▶ TO BE DONE
Return every record below exactly as written, but leave out the pictures.

▶ RAW RECORDS
※

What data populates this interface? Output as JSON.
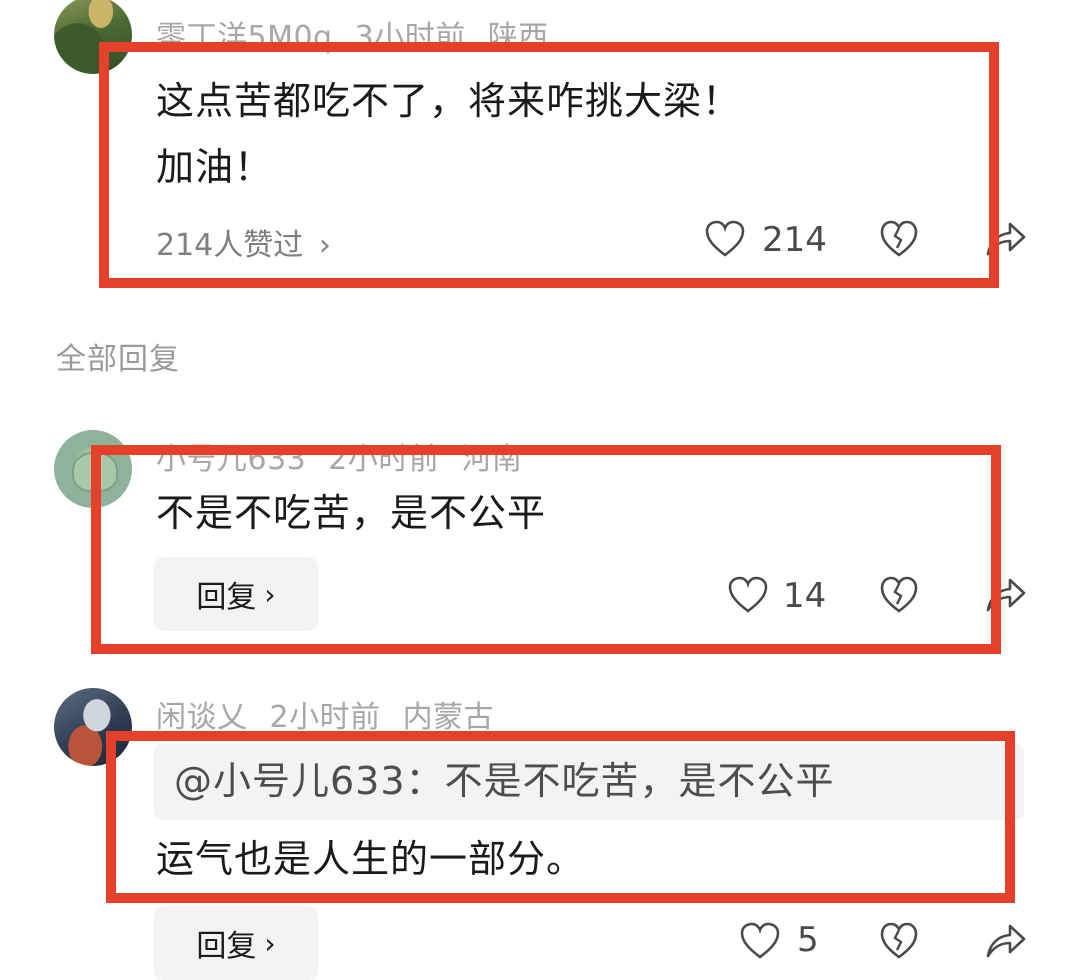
{
  "comment1": {
    "username": "零丁洋5M0q",
    "time": "3小时前",
    "location": "陕西",
    "text_line1": "这点苦都吃不了，将来咋挑大梁！",
    "text_line2": "加油！",
    "likes_summary": "214人赞过",
    "like_count": "214"
  },
  "section": {
    "all_replies": "全部回复"
  },
  "reply1": {
    "username": "小号儿633",
    "time": "2小时前",
    "location": "河南",
    "text": "不是不吃苦，是不公平",
    "reply_label": "回复",
    "like_count": "14"
  },
  "reply2": {
    "username": "闲谈乂",
    "time": "2小时前",
    "location": "内蒙古",
    "quote": "@小号儿633：不是不吃苦，是不公平",
    "text": "运气也是人生的一部分。",
    "reply_label": "回复",
    "like_count": "5"
  },
  "icons": {
    "like": "heart-outline-icon",
    "dislike": "broken-heart-icon",
    "share": "share-arrow-icon",
    "chevron": "chevron-right-icon"
  },
  "colors": {
    "highlight_box": "#e4402a",
    "meta_text": "#a7a7a7"
  }
}
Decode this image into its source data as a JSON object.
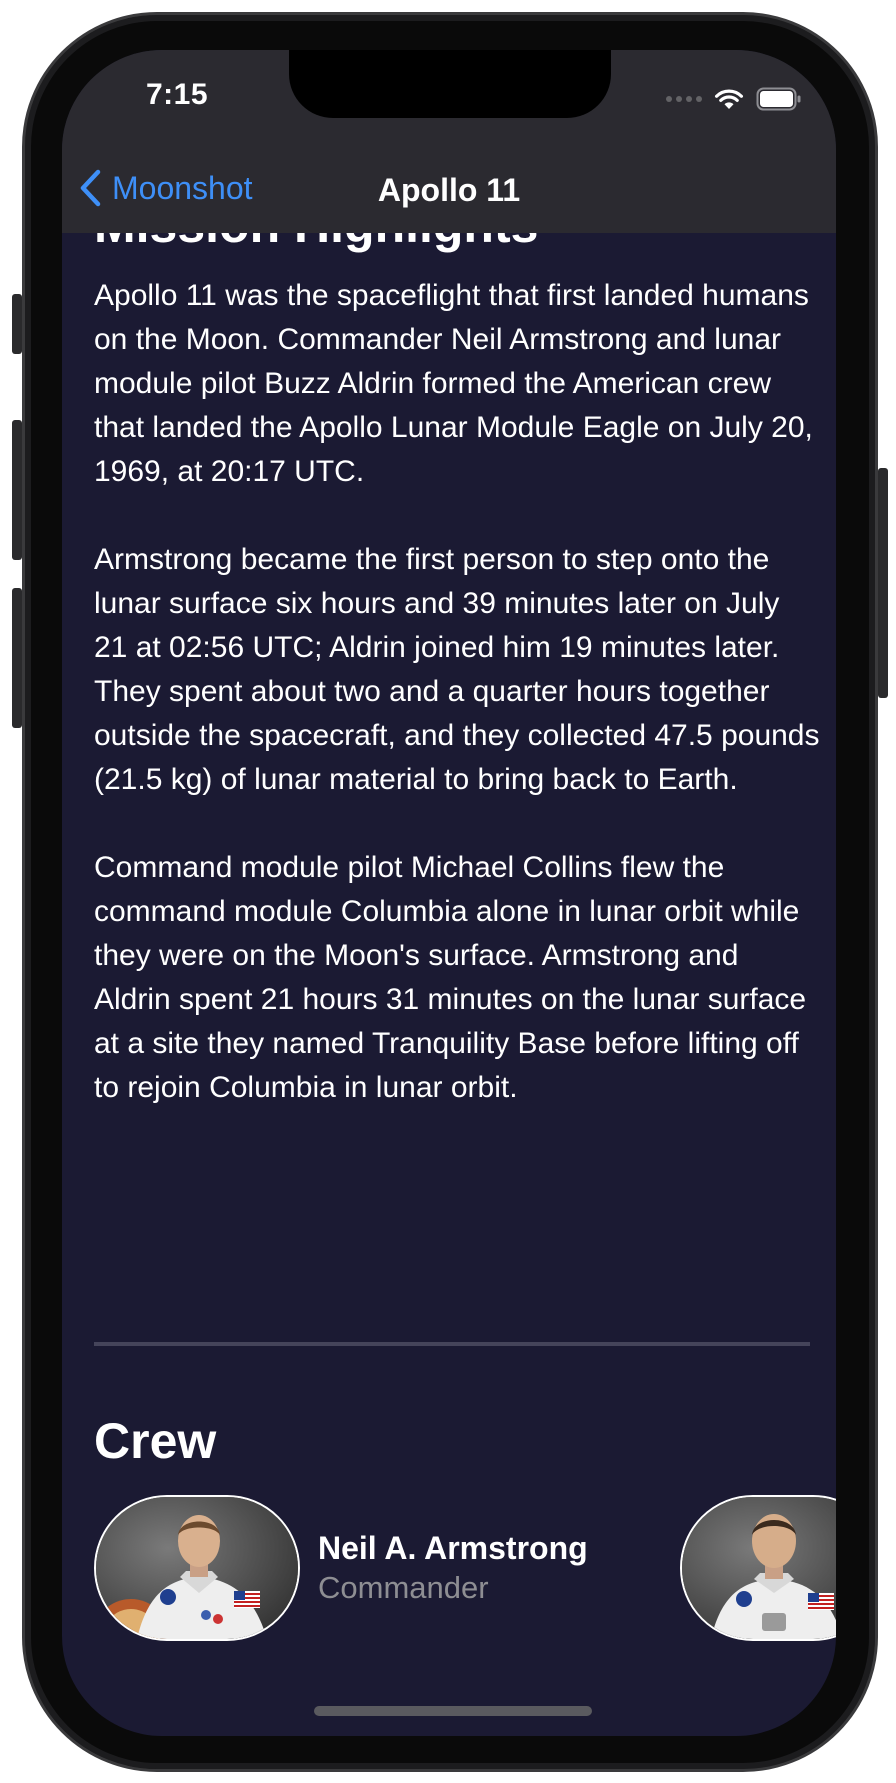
{
  "status_bar": {
    "time": "7:15",
    "icons": [
      "signal-dots-icon",
      "wifi-icon",
      "battery-icon"
    ]
  },
  "nav": {
    "back_label": "Moonshot",
    "title": "Apollo 11"
  },
  "section_heading": "Mission Highlights",
  "description": {
    "paragraphs": [
      "Apollo 11 was the spaceflight that first landed humans on the Moon. Commander Neil Armstrong and lunar module pilot Buzz Aldrin formed the American crew that landed the Apollo Lunar Module Eagle on July 20, 1969, at 20:17 UTC.",
      "Armstrong became the first person to step onto the lunar surface six hours and 39 minutes later on July 21 at 02:56 UTC; Aldrin joined him 19 minutes later. They spent about two and a quarter hours together outside the spacecraft, and they collected 47.5 pounds (21.5 kg) of lunar material to bring back to Earth.",
      "Command module pilot Michael Collins flew the command module Columbia alone in lunar orbit while they were on the Moon's surface. Armstrong and Aldrin spent 21 hours 31 minutes on the lunar surface at a site they named Tranquility Base before lifting off to rejoin Columbia in lunar orbit."
    ]
  },
  "crew": {
    "title": "Crew",
    "members": [
      {
        "name": "Neil A. Armstrong",
        "role": "Commander"
      }
    ]
  },
  "colors": {
    "background": "#1b1a33",
    "nav_bar": "#2b2a30",
    "accent": "#3e8ff7",
    "secondary_text": "#8e8e93",
    "divider": "#45445a"
  }
}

※

▶ CORRECT RESPONSE
What data populates this interface? Output as JSON.
{
  "comment1": {
    "username": "零丁洋5M0q",
    "time": "3小时前",
    "location": "陕西",
    "text_line1": "这点苦都吃不了，将来咋挑大梁！",
    "text_line2": "加油！",
    "likes_summary": "214人赞过",
    "like_count": "214"
  },
  "section": {
    "all_replies": "全部回复"
  },
  "reply1": {
    "username": "小号儿633",
    "time": "2小时前",
    "location": "河南",
    "text": "不是不吃苦，是不公平",
    "reply_label": "回复",
    "like_count": "14"
  },
  "reply2": {
    "username": "闲谈乂",
    "time": "2小时前",
    "location": "内蒙古",
    "quote": "@小号儿633：不是不吃苦，是不公平",
    "text": "运气也是人生的一部分。",
    "reply_label": "回复",
    "like_count": "5"
  },
  "icons": {
    "like": "heart-outline-icon",
    "dislike": "broken-heart-icon",
    "share": "share-arrow-icon",
    "chevron": "chevron-right-icon"
  },
  "colors": {
    "highlight_box": "#e4402a",
    "meta_text": "#a7a7a7"
  }
}
Decode this image into its source data as a JSON object.
{
  "status_bar": {
    "time": "7:15",
    "icons": [
      "signal-dots-icon",
      "wifi-icon",
      "battery-icon"
    ]
  },
  "nav": {
    "back_label": "Moonshot",
    "title": "Apollo 11"
  },
  "section_heading": "Mission Highlights",
  "description": {
    "paragraphs": [
      "Apollo 11 was the spaceflight that first landed humans on the Moon. Commander Neil Armstrong and lunar module pilot Buzz Aldrin formed the American crew that landed the Apollo Lunar Module Eagle on July 20, 1969, at 20:17 UTC.",
      "Armstrong became the first person to step onto the lunar surface six hours and 39 minutes later on July 21 at 02:56 UTC; Aldrin joined him 19 minutes later. They spent about two and a quarter hours together outside the spacecraft, and they collected 47.5 pounds (21.5 kg) of lunar material to bring back to Earth.",
      "Command module pilot Michael Collins flew the command module Columbia alone in lunar orbit while they were on the Moon's surface. Armstrong and Aldrin spent 21 hours 31 minutes on the lunar surface at a site they named Tranquility Base before lifting off to rejoin Columbia in lunar orbit."
    ]
  },
  "crew": {
    "title": "Crew",
    "members": [
      {
        "name": "Neil A. Armstrong",
        "role": "Commander"
      }
    ]
  },
  "colors": {
    "background": "#1b1a33",
    "nav_bar": "#2b2a30",
    "accent": "#3e8ff7",
    "secondary_text": "#8e8e93",
    "divider": "#45445a"
  }
}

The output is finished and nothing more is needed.